Below are some records; return each one exactly.

- Recorded information -

* * * * * * *

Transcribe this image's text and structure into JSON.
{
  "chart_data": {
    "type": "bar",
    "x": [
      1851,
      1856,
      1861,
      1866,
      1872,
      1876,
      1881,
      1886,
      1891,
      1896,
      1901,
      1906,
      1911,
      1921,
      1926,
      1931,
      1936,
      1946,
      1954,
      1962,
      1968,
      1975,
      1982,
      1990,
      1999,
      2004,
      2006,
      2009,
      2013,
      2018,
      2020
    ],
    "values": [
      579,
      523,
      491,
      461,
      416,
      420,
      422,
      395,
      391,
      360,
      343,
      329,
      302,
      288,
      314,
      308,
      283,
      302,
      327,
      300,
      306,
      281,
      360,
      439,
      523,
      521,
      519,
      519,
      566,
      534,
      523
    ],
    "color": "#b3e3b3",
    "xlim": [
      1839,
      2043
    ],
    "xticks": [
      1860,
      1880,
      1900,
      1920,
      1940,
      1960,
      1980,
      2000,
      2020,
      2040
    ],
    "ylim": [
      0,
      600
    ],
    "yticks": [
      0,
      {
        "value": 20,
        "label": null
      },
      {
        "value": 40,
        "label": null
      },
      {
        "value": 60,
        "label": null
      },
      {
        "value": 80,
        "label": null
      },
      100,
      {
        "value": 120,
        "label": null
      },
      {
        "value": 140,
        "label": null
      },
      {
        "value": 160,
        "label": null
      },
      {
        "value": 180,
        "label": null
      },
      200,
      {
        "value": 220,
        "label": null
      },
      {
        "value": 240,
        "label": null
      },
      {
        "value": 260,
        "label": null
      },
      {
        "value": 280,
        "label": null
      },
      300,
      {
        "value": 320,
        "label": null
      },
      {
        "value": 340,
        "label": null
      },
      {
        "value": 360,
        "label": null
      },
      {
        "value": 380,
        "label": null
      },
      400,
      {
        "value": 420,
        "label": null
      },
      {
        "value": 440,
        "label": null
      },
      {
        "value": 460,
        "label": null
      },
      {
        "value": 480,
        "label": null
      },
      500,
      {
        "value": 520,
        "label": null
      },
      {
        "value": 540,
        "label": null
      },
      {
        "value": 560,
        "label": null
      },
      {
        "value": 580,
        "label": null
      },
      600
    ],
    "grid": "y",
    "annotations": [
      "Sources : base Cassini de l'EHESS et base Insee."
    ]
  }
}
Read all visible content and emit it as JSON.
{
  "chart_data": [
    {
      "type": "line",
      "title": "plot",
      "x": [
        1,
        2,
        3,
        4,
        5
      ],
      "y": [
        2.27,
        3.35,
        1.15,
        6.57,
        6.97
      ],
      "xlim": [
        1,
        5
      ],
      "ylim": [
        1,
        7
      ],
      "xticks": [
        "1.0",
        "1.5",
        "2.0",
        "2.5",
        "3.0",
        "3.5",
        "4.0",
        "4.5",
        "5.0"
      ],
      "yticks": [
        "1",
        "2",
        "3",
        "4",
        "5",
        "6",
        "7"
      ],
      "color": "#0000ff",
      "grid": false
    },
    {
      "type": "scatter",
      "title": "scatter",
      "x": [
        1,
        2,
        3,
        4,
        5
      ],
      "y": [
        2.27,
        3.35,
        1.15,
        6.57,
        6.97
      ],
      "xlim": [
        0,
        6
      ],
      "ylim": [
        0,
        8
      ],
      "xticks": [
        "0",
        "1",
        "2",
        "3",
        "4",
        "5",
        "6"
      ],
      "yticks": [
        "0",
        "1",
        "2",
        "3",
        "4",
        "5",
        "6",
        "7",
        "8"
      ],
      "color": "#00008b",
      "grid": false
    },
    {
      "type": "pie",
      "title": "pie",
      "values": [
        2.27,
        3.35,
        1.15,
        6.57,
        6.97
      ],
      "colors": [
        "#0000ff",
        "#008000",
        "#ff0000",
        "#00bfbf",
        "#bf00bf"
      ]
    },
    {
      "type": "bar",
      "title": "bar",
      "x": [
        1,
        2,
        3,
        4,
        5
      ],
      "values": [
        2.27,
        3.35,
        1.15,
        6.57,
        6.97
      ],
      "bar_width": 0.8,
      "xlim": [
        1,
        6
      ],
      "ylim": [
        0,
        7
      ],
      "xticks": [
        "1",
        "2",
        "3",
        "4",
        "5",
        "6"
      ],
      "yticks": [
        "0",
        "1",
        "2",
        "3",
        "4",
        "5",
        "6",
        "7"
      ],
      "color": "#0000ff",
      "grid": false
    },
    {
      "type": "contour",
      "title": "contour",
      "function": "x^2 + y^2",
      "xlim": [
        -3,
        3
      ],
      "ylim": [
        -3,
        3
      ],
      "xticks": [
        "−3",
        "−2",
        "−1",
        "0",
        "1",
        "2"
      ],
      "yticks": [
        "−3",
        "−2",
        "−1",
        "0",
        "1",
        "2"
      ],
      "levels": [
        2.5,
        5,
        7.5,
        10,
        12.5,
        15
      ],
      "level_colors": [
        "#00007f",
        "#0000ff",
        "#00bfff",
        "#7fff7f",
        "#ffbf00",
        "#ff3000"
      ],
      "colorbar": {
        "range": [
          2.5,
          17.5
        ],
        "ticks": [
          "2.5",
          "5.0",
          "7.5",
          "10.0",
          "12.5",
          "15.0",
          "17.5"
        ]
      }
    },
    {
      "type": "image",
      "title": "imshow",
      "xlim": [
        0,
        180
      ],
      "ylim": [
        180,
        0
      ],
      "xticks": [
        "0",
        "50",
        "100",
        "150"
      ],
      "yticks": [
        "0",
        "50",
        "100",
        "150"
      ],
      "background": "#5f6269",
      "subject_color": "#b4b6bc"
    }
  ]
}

* * * * * * *

- Reply to the task -
Transcribe this image's text and structure into JSON.
{
  "chart_data": {
    "type": "bar",
    "x": [
      1851,
      1856,
      1861,
      1866,
      1872,
      1876,
      1881,
      1886,
      1891,
      1896,
      1901,
      1906,
      1911,
      1921,
      1926,
      1931,
      1936,
      1946,
      1954,
      1962,
      1968,
      1975,
      1982,
      1990,
      1999,
      2004,
      2006,
      2009,
      2013,
      2018,
      2020
    ],
    "values": [
      579,
      523,
      491,
      461,
      416,
      420,
      422,
      395,
      391,
      360,
      343,
      329,
      302,
      288,
      314,
      308,
      283,
      302,
      327,
      300,
      306,
      281,
      360,
      439,
      523,
      521,
      519,
      519,
      566,
      534,
      523
    ],
    "color": "#b3e3b3",
    "xlim": [
      1839,
      2043
    ],
    "xticks": [
      1860,
      1880,
      1900,
      1920,
      1940,
      1960,
      1980,
      2000,
      2020,
      2040
    ],
    "ylim": [
      0,
      600
    ],
    "yticks": [
      0,
      {
        "value": 20,
        "label": null
      },
      {
        "value": 40,
        "label": null
      },
      {
        "value": 60,
        "label": null
      },
      {
        "value": 80,
        "label": null
      },
      100,
      {
        "value": 120,
        "label": null
      },
      {
        "value": 140,
        "label": null
      },
      {
        "value": 160,
        "label": null
      },
      {
        "value": 180,
        "label": null
      },
      200,
      {
        "value": 220,
        "label": null
      },
      {
        "value": 240,
        "label": null
      },
      {
        "value": 260,
        "label": null
      },
      {
        "value": 280,
        "label": null
      },
      300,
      {
        "value": 320,
        "label": null
      },
      {
        "value": 340,
        "label": null
      },
      {
        "value": 360,
        "label": null
      },
      {
        "value": 380,
        "label": null
      },
      400,
      {
        "value": 420,
        "label": null
      },
      {
        "value": 440,
        "label": null
      },
      {
        "value": 460,
        "label": null
      },
      {
        "value": 480,
        "label": null
      },
      500,
      {
        "value": 520,
        "label": null
      },
      {
        "value": 540,
        "label": null
      },
      {
        "value": 560,
        "label": null
      },
      {
        "value": 580,
        "label": null
      },
      600
    ],
    "grid": "y",
    "annotations": [
      "Sources : base Cassini de l'EHESS et base Insee."
    ]
  }
}
Read all visible content and emit it as JSON.
{
  "chart_data": [
    {
      "type": "line",
      "title": "plot",
      "x": [
        1,
        2,
        3,
        4,
        5
      ],
      "y": [
        2.27,
        3.35,
        1.15,
        6.57,
        6.97
      ],
      "xlim": [
        1,
        5
      ],
      "ylim": [
        1,
        7
      ],
      "xticks": [
        "1.0",
        "1.5",
        "2.0",
        "2.5",
        "3.0",
        "3.5",
        "4.0",
        "4.5",
        "5.0"
      ],
      "yticks": [
        "1",
        "2",
        "3",
        "4",
        "5",
        "6",
        "7"
      ],
      "color": "#0000ff",
      "grid": false
    },
    {
      "type": "scatter",
      "title": "scatter",
      "x": [
        1,
        2,
        3,
        4,
        5
      ],
      "y": [
        2.27,
        3.35,
        1.15,
        6.57,
        6.97
      ],
      "xlim": [
        0,
        6
      ],
      "ylim": [
        0,
        8
      ],
      "xticks": [
        "0",
        "1",
        "2",
        "3",
        "4",
        "5",
        "6"
      ],
      "yticks": [
        "0",
        "1",
        "2",
        "3",
        "4",
        "5",
        "6",
        "7",
        "8"
      ],
      "color": "#00008b",
      "grid": false
    },
    {
      "type": "pie",
      "title": "pie",
      "values": [
        2.27,
        3.35,
        1.15,
        6.57,
        6.97
      ],
      "colors": [
        "#0000ff",
        "#008000",
        "#ff0000",
        "#00bfbf",
        "#bf00bf"
      ]
    },
    {
      "type": "bar",
      "title": "bar",
      "x": [
        1,
        2,
        3,
        4,
        5
      ],
      "values": [
        2.27,
        3.35,
        1.15,
        6.57,
        6.97
      ],
      "bar_width": 0.8,
      "xlim": [
        1,
        6
      ],
      "ylim": [
        0,
        7
      ],
      "xticks": [
        "1",
        "2",
        "3",
        "4",
        "5",
        "6"
      ],
      "yticks": [
        "0",
        "1",
        "2",
        "3",
        "4",
        "5",
        "6",
        "7"
      ],
      "color": "#0000ff",
      "grid": false
    },
    {
      "type": "contour",
      "title": "contour",
      "function": "x^2 + y^2",
      "xlim": [
        -3,
        3
      ],
      "ylim": [
        -3,
        3
      ],
      "xticks": [
        "−3",
        "−2",
        "−1",
        "0",
        "1",
        "2"
      ],
      "yticks": [
        "−3",
        "−2",
        "−1",
        "0",
        "1",
        "2"
      ],
      "levels": [
        2.5,
        5,
        7.5,
        10,
        12.5,
        15
      ],
      "level_colors": [
        "#00007f",
        "#0000ff",
        "#00bfff",
        "#7fff7f",
        "#ffbf00",
        "#ff3000"
      ],
      "colorbar": {
        "range": [
          2.5,
          17.5
        ],
        "ticks": [
          "2.5",
          "5.0",
          "7.5",
          "10.0",
          "12.5",
          "15.0",
          "17.5"
        ]
      }
    },
    {
      "type": "image",
      "title": "imshow",
      "xlim": [
        0,
        180
      ],
      "ylim": [
        180,
        0
      ],
      "xticks": [
        "0",
        "50",
        "100",
        "150"
      ],
      "yticks": [
        "0",
        "50",
        "100",
        "150"
      ],
      "background": "#5f6269",
      "subject_color": "#b4b6bc"
    }
  ]
}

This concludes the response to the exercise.